◆ Problem statement:
Pictures are not part of the copy; repeat everything else in the records exactly.

◆ Provided records:
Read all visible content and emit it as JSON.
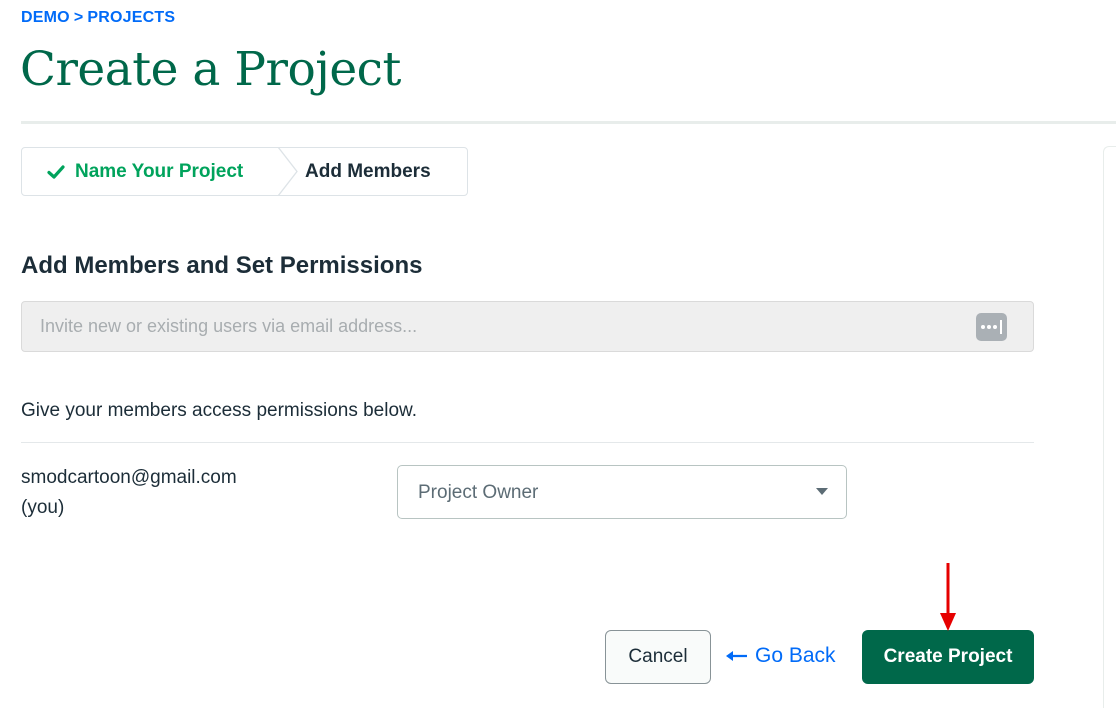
{
  "breadcrumb": {
    "org": "DEMO",
    "separator": ">",
    "section": "PROJECTS"
  },
  "page_title": "Create a Project",
  "stepper": {
    "steps": [
      {
        "label": "Name Your Project",
        "state": "completed",
        "icon": "check-icon"
      },
      {
        "label": "Add Members",
        "state": "active"
      }
    ]
  },
  "members_section": {
    "title": "Add Members and Set Permissions",
    "invite_placeholder": "Invite new or existing users via email address...",
    "invite_value": "",
    "permissions_text": "Give your members access permissions below.",
    "members": [
      {
        "email": "smodcartoon@gmail.com",
        "note": "(you)",
        "role": "Project Owner"
      }
    ]
  },
  "actions": {
    "cancel_label": "Cancel",
    "go_back_label": "Go Back",
    "create_label": "Create Project"
  },
  "colors": {
    "brand_green": "#00684a",
    "completed_green": "#00a35c",
    "link_blue": "#016bf8",
    "annotation_red": "#e60000"
  }
}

◆ Result of this exercise:
Read all visible content and emit it as JSON.
{
  "breadcrumb": {
    "org": "DEMO",
    "separator": ">",
    "section": "PROJECTS"
  },
  "page_title": "Create a Project",
  "stepper": {
    "steps": [
      {
        "label": "Name Your Project",
        "state": "completed",
        "icon": "check-icon"
      },
      {
        "label": "Add Members",
        "state": "active"
      }
    ]
  },
  "members_section": {
    "title": "Add Members and Set Permissions",
    "invite_placeholder": "Invite new or existing users via email address...",
    "invite_value": "",
    "permissions_text": "Give your members access permissions below.",
    "members": [
      {
        "email": "smodcartoon@gmail.com",
        "note": "(you)",
        "role": "Project Owner"
      }
    ]
  },
  "actions": {
    "cancel_label": "Cancel",
    "go_back_label": "Go Back",
    "create_label": "Create Project"
  },
  "colors": {
    "brand_green": "#00684a",
    "completed_green": "#00a35c",
    "link_blue": "#016bf8",
    "annotation_red": "#e60000"
  }
}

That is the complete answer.